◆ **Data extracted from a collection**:

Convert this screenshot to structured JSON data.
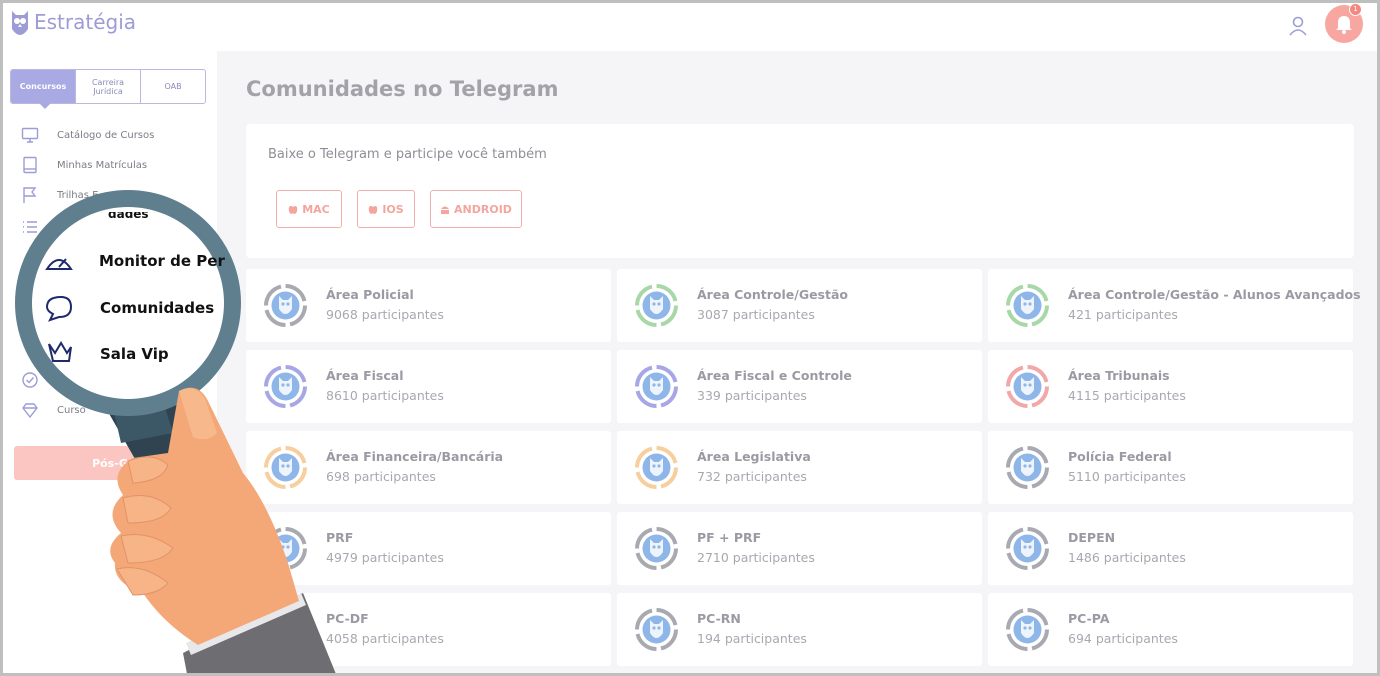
{
  "header": {
    "logo_text": "Estratégia",
    "notification_count": "1",
    "colors": {
      "brand": "#9c9cd6",
      "bell": "#f7a7a0"
    }
  },
  "sidebar": {
    "segments": [
      {
        "label": "Concursos",
        "active": true
      },
      {
        "label": "Carreira Jurídica",
        "active": false
      },
      {
        "label": "OAB",
        "active": false
      }
    ],
    "items": [
      {
        "label": "Catálogo de Cursos",
        "icon": "monitor-icon"
      },
      {
        "label": "Minhas Matrículas",
        "icon": "book-icon"
      },
      {
        "label": "Trilhas E",
        "icon": "flag-icon"
      },
      {
        "label": "",
        "icon": "list-icon"
      },
      {
        "label": "",
        "icon": "check-circle-icon"
      },
      {
        "label": "Curso",
        "icon": "diamond-icon"
      }
    ],
    "pos_button": "Pós-G"
  },
  "magnifier": {
    "items": [
      {
        "label": "Monitor de Per",
        "icon": "speedometer-icon"
      },
      {
        "label": "Comunidades",
        "icon": "chat-bubble-icon"
      },
      {
        "label": "Sala Vip",
        "icon": "crown-icon"
      }
    ],
    "partial_top": "dades"
  },
  "main": {
    "title": "Comunidades no Telegram",
    "download": {
      "text": "Baixe o Telegram e participe você também",
      "buttons": [
        "MAC",
        "IOS",
        "ANDROID"
      ]
    },
    "groups": [
      {
        "name": "Área Policial",
        "count": "9068 participantes",
        "color": "#a9a9b2"
      },
      {
        "name": "Área Controle/Gestão",
        "count": "3087 participantes",
        "color": "#a8d8a8"
      },
      {
        "name": "Área Controle/Gestão - Alunos Avançados",
        "count": "421 participantes",
        "color": "#a8d8a8"
      },
      {
        "name": "Área Fiscal",
        "count": "8610 participantes",
        "color": "#a7a7e6"
      },
      {
        "name": "Área Fiscal e Controle",
        "count": "339 participantes",
        "color": "#a7a7e6"
      },
      {
        "name": "Área Tribunais",
        "count": "4115 participantes",
        "color": "#f0a8a8"
      },
      {
        "name": "Área Financeira/Bancária",
        "count": "698 participantes",
        "color": "#f7cf9e"
      },
      {
        "name": "Área Legislativa",
        "count": "732 participantes",
        "color": "#f7cf9e"
      },
      {
        "name": "Polícia Federal",
        "count": "5110 participantes",
        "color": "#a9a9b2"
      },
      {
        "name": "PRF",
        "count": "4979 participantes",
        "color": "#a9a9b2"
      },
      {
        "name": "PF + PRF",
        "count": "2710 participantes",
        "color": "#a9a9b2"
      },
      {
        "name": "DEPEN",
        "count": "1486 participantes",
        "color": "#a9a9b2"
      },
      {
        "name": "PC-DF",
        "count": "4058 participantes",
        "color": "#a9a9b2"
      },
      {
        "name": "PC-RN",
        "count": "194 participantes",
        "color": "#a9a9b2"
      },
      {
        "name": "PC-PA",
        "count": "694 participantes",
        "color": "#a9a9b2"
      }
    ]
  }
}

◆ **Task goal**: Set down all the data again exactly as above, pictures excluded.

◆ **Result of this exercise**:
Convert this screenshot to structured JSON data.
{
  "header": {
    "logo_text": "Estratégia",
    "notification_count": "1",
    "colors": {
      "brand": "#9c9cd6",
      "bell": "#f7a7a0"
    }
  },
  "sidebar": {
    "segments": [
      {
        "label": "Concursos",
        "active": true
      },
      {
        "label": "Carreira Jurídica",
        "active": false
      },
      {
        "label": "OAB",
        "active": false
      }
    ],
    "items": [
      {
        "label": "Catálogo de Cursos",
        "icon": "monitor-icon"
      },
      {
        "label": "Minhas Matrículas",
        "icon": "book-icon"
      },
      {
        "label": "Trilhas E",
        "icon": "flag-icon"
      },
      {
        "label": "",
        "icon": "list-icon"
      },
      {
        "label": "",
        "icon": "check-circle-icon"
      },
      {
        "label": "Curso",
        "icon": "diamond-icon"
      }
    ],
    "pos_button": "Pós-G"
  },
  "magnifier": {
    "items": [
      {
        "label": "Monitor de Per",
        "icon": "speedometer-icon"
      },
      {
        "label": "Comunidades",
        "icon": "chat-bubble-icon"
      },
      {
        "label": "Sala Vip",
        "icon": "crown-icon"
      }
    ],
    "partial_top": "dades"
  },
  "main": {
    "title": "Comunidades no Telegram",
    "download": {
      "text": "Baixe o Telegram e participe você também",
      "buttons": [
        "MAC",
        "IOS",
        "ANDROID"
      ]
    },
    "groups": [
      {
        "name": "Área Policial",
        "count": "9068 participantes",
        "color": "#a9a9b2"
      },
      {
        "name": "Área Controle/Gestão",
        "count": "3087 participantes",
        "color": "#a8d8a8"
      },
      {
        "name": "Área Controle/Gestão - Alunos Avançados",
        "count": "421 participantes",
        "color": "#a8d8a8"
      },
      {
        "name": "Área Fiscal",
        "count": "8610 participantes",
        "color": "#a7a7e6"
      },
      {
        "name": "Área Fiscal e Controle",
        "count": "339 participantes",
        "color": "#a7a7e6"
      },
      {
        "name": "Área Tribunais",
        "count": "4115 participantes",
        "color": "#f0a8a8"
      },
      {
        "name": "Área Financeira/Bancária",
        "count": "698 participantes",
        "color": "#f7cf9e"
      },
      {
        "name": "Área Legislativa",
        "count": "732 participantes",
        "color": "#f7cf9e"
      },
      {
        "name": "Polícia Federal",
        "count": "5110 participantes",
        "color": "#a9a9b2"
      },
      {
        "name": "PRF",
        "count": "4979 participantes",
        "color": "#a9a9b2"
      },
      {
        "name": "PF + PRF",
        "count": "2710 participantes",
        "color": "#a9a9b2"
      },
      {
        "name": "DEPEN",
        "count": "1486 participantes",
        "color": "#a9a9b2"
      },
      {
        "name": "PC-DF",
        "count": "4058 participantes",
        "color": "#a9a9b2"
      },
      {
        "name": "PC-RN",
        "count": "194 participantes",
        "color": "#a9a9b2"
      },
      {
        "name": "PC-PA",
        "count": "694 participantes",
        "color": "#a9a9b2"
      }
    ]
  }
}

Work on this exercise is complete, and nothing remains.